# Exercise goal:
Rewrite the lines from the line with "Segment this screenshot: for" to the line with "- data-point: [437, 675, 439, 677]", replacing "data-point" with "point-marker" and changing nothing else. Return only those lines and leave out the pictures.

# Material to process:
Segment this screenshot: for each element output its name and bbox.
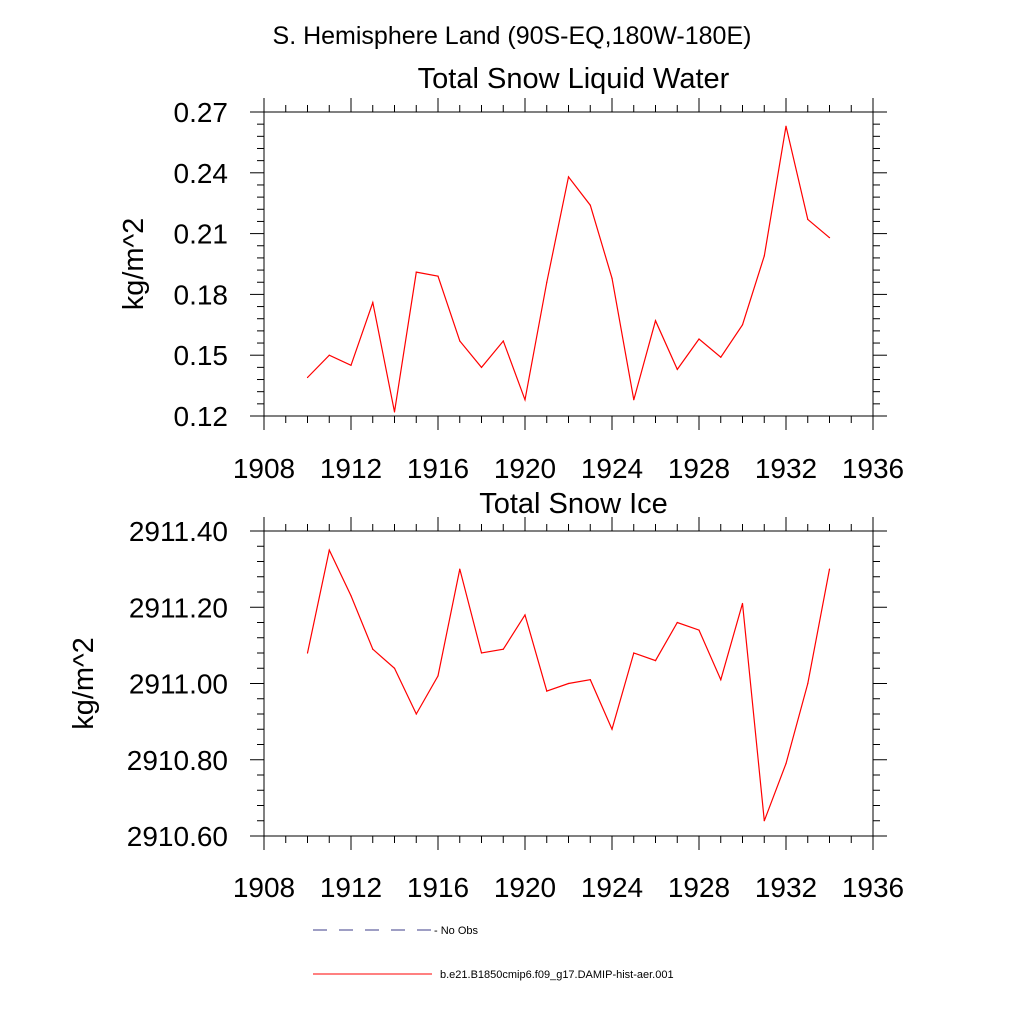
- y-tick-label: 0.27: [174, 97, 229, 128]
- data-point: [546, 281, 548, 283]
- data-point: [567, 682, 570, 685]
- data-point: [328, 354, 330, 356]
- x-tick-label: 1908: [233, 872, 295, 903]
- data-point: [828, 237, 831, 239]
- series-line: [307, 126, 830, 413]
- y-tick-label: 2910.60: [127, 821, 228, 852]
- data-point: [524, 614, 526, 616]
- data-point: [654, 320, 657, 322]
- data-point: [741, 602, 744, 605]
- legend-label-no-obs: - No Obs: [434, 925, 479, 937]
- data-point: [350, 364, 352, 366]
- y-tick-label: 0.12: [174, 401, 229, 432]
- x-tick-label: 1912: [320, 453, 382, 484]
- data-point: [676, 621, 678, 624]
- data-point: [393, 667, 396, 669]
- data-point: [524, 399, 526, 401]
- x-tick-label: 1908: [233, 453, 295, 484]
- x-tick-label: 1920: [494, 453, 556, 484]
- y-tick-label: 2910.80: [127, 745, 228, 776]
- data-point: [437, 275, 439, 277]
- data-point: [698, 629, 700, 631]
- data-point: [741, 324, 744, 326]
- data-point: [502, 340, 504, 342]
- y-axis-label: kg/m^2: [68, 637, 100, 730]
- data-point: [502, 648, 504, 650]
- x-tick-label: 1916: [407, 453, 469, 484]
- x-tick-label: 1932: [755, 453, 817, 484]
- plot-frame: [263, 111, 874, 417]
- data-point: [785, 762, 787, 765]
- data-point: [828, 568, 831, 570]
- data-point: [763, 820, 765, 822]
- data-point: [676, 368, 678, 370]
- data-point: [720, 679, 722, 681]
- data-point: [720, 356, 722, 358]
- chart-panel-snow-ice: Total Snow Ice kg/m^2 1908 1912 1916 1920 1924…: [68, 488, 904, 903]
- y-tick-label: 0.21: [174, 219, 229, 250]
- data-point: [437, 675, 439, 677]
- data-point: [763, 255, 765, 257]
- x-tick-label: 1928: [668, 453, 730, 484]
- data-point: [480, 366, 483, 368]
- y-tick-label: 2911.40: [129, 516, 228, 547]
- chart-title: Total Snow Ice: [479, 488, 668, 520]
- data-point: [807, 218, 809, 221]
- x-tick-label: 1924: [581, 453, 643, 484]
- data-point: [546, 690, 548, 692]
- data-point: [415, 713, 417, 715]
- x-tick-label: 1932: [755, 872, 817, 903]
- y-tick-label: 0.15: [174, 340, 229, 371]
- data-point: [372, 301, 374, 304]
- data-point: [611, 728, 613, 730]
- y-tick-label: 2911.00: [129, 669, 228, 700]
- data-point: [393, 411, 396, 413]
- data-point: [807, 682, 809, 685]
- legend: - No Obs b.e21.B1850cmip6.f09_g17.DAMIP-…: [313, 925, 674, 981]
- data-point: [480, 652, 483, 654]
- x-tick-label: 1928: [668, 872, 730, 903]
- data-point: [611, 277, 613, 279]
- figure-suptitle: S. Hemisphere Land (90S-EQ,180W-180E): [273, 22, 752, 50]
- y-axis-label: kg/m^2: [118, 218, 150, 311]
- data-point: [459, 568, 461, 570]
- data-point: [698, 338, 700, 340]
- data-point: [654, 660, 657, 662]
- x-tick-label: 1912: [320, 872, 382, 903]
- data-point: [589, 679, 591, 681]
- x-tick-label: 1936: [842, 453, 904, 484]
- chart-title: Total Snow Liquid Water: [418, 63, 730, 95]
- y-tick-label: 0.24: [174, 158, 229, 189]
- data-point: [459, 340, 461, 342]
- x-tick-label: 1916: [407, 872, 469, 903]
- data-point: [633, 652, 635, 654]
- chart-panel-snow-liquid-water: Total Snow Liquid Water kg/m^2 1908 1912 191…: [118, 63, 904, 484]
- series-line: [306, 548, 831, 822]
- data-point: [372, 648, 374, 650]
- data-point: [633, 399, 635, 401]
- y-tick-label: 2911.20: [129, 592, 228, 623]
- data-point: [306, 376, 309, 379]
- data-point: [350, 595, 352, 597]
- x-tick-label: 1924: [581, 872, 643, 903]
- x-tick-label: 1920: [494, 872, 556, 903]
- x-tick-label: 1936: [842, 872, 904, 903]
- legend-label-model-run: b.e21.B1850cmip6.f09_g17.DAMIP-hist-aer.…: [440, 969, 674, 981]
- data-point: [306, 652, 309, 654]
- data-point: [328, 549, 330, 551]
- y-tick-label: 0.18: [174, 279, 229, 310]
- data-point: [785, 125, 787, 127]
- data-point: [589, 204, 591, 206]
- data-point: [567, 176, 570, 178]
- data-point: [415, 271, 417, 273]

---

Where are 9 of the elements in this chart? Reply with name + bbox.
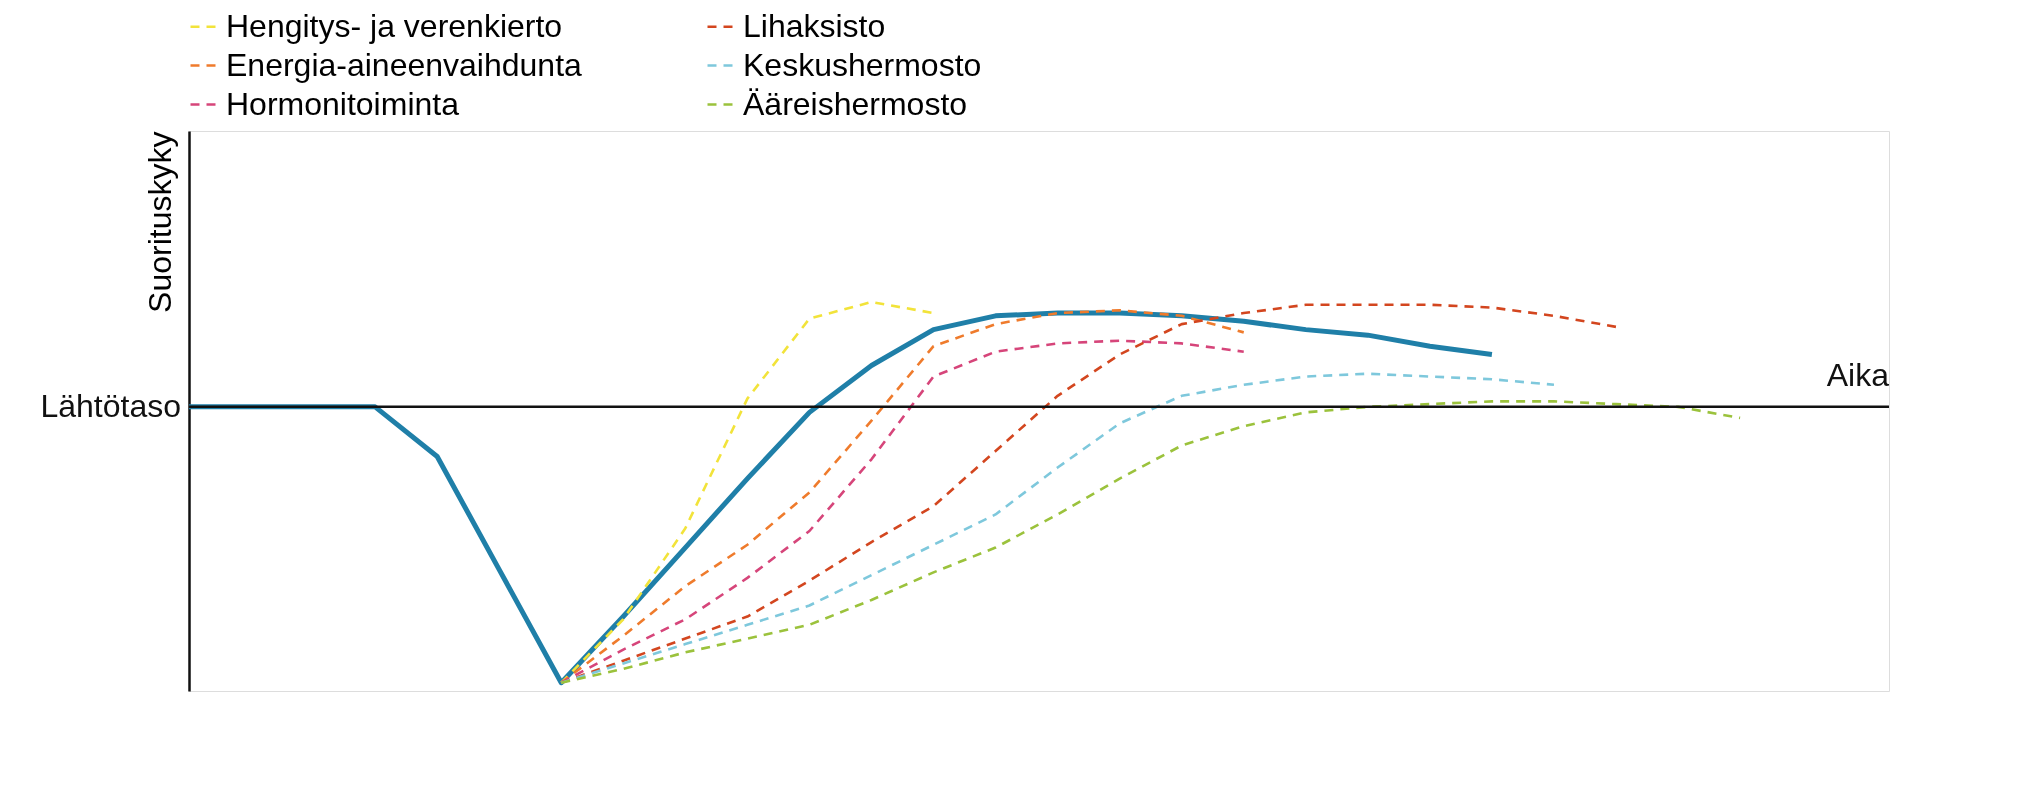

# Expected output:
Segment this screenshot: for each element output its name and bbox.
- y-tick-label: 0.27: [174, 97, 229, 128]
- point-marker: [546, 281, 548, 283]
- point-marker: [567, 682, 570, 685]
- point-marker: [328, 354, 330, 356]
- x-tick-label: 1908: [233, 872, 295, 903]
- point-marker: [828, 237, 831, 239]
- series-line: [307, 126, 830, 413]
- y-tick-label: 2910.60: [127, 821, 228, 852]
- point-marker: [524, 614, 526, 616]
- point-marker: [654, 320, 657, 322]
- point-marker: [741, 602, 744, 605]
- legend-label-no-obs: - No Obs: [434, 925, 479, 937]
- point-marker: [350, 364, 352, 366]
- y-tick-label: 0.12: [174, 401, 229, 432]
- x-tick-label: 1912: [320, 453, 382, 484]
- point-marker: [676, 621, 678, 624]
- point-marker: [393, 667, 396, 669]
- point-marker: [524, 399, 526, 401]
- x-tick-label: 1908: [233, 453, 295, 484]
- x-tick-label: 1920: [494, 453, 556, 484]
- y-tick-label: 2910.80: [127, 745, 228, 776]
- point-marker: [437, 275, 439, 277]
- point-marker: [698, 629, 700, 631]
- point-marker: [741, 324, 744, 326]
- point-marker: [502, 340, 504, 342]
- y-axis-label: kg/m^2: [68, 637, 100, 730]
- point-marker: [502, 648, 504, 650]
- x-tick-label: 1916: [407, 453, 469, 484]
- x-tick-label: 1932: [755, 453, 817, 484]
- plot-frame: [263, 111, 874, 417]
- point-marker: [785, 762, 787, 765]
- point-marker: [828, 568, 831, 570]
- point-marker: [763, 820, 765, 822]
- point-marker: [676, 368, 678, 370]
- point-marker: [720, 679, 722, 681]
- point-marker: [720, 356, 722, 358]
- chart-panel-snow-ice: Total Snow Ice kg/m^2 1908 1912 1916 1920 1924…: [68, 488, 904, 903]
- y-tick-label: 0.21: [174, 219, 229, 250]
- point-marker: [437, 675, 439, 677]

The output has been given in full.